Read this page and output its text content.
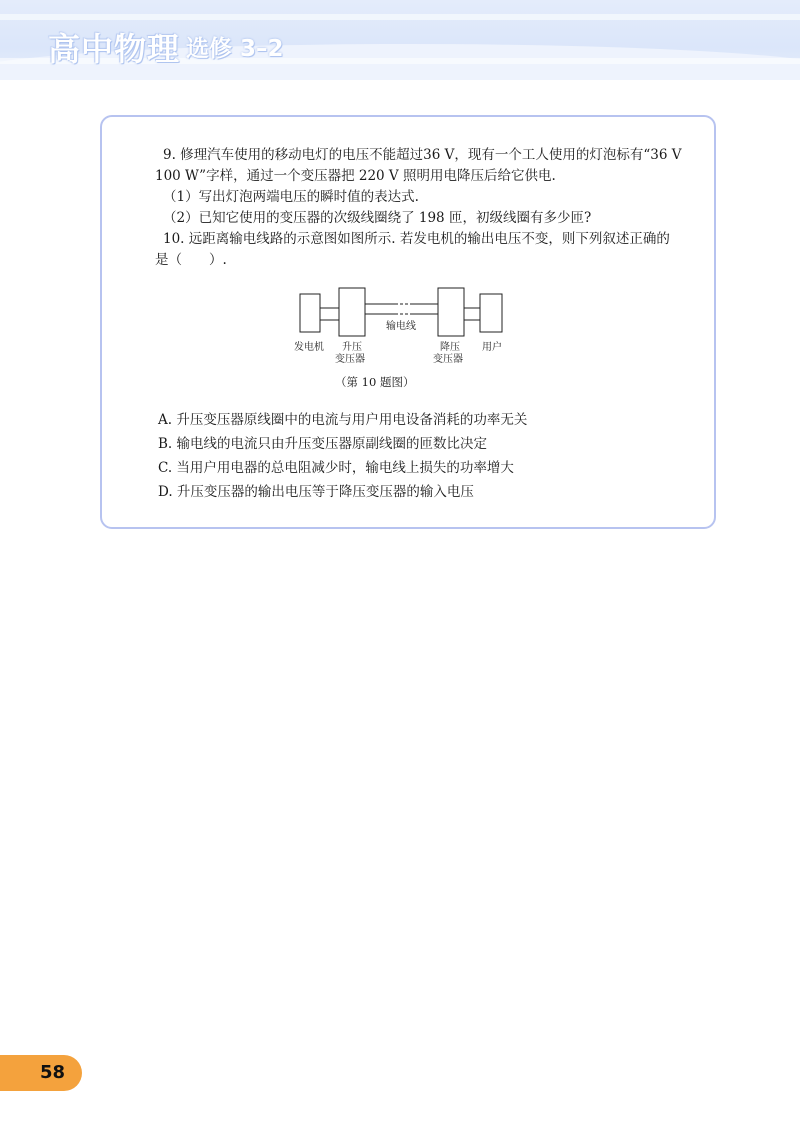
高中物理 选修 3–2

9. 修理汽车使用的移动电灯的电压不能超过36 V，现有一个工人使用的灯泡标有“36 V

100 W”字样，通过一个变压器把 220 V 照明用电降压后给它供电.

（1）写出灯泡两端电压的瞬时值的表达式.

（2）已知它使用的变压器的次级线圈绕了 198 匝，初级线圈有多少匝?

10. 远距离输电线路的示意图如图所示. 若发电机的输出电压不变，则下列叙述正确的

是（　　）.

输电线
发电机 升压
变压器
降压
变压器
用户
（第 10 题图）

A. 升压变压器原线圈中的电流与用户用电设备消耗的功率无关

B. 输电线的电流只由升压变压器原副线圈的匝数比决定

C. 当用户用电器的总电阻减少时，输电线上损失的功率增大

D. 升压变压器的输出电压等于降压变压器的输入电压

58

━━━━━━━━

Written request
Output the data exactly. Pictures don't belong in the result.

The completed task
Read this page and output its text content.
高中物理 选修 3–2

9. 修理汽车使用的移动电灯的电压不能超过36 V，现有一个工人使用的灯泡标有“36 V

100 W”字样，通过一个变压器把 220 V 照明用电降压后给它供电.

（1）写出灯泡两端电压的瞬时值的表达式.

（2）已知它使用的变压器的次级线圈绕了 198 匝，初级线圈有多少匝?

10. 远距离输电线路的示意图如图所示. 若发电机的输出电压不变，则下列叙述正确的

是（　　）.

输电线
发电机 升压
变压器
降压
变压器
用户
（第 10 题图）

A. 升压变压器原线圈中的电流与用户用电设备消耗的功率无关

B. 输电线的电流只由升压变压器原副线圈的匝数比决定

C. 当用户用电器的总电阻减少时，输电线上损失的功率增大

D. 升压变压器的输出电压等于降压变压器的输入电压

58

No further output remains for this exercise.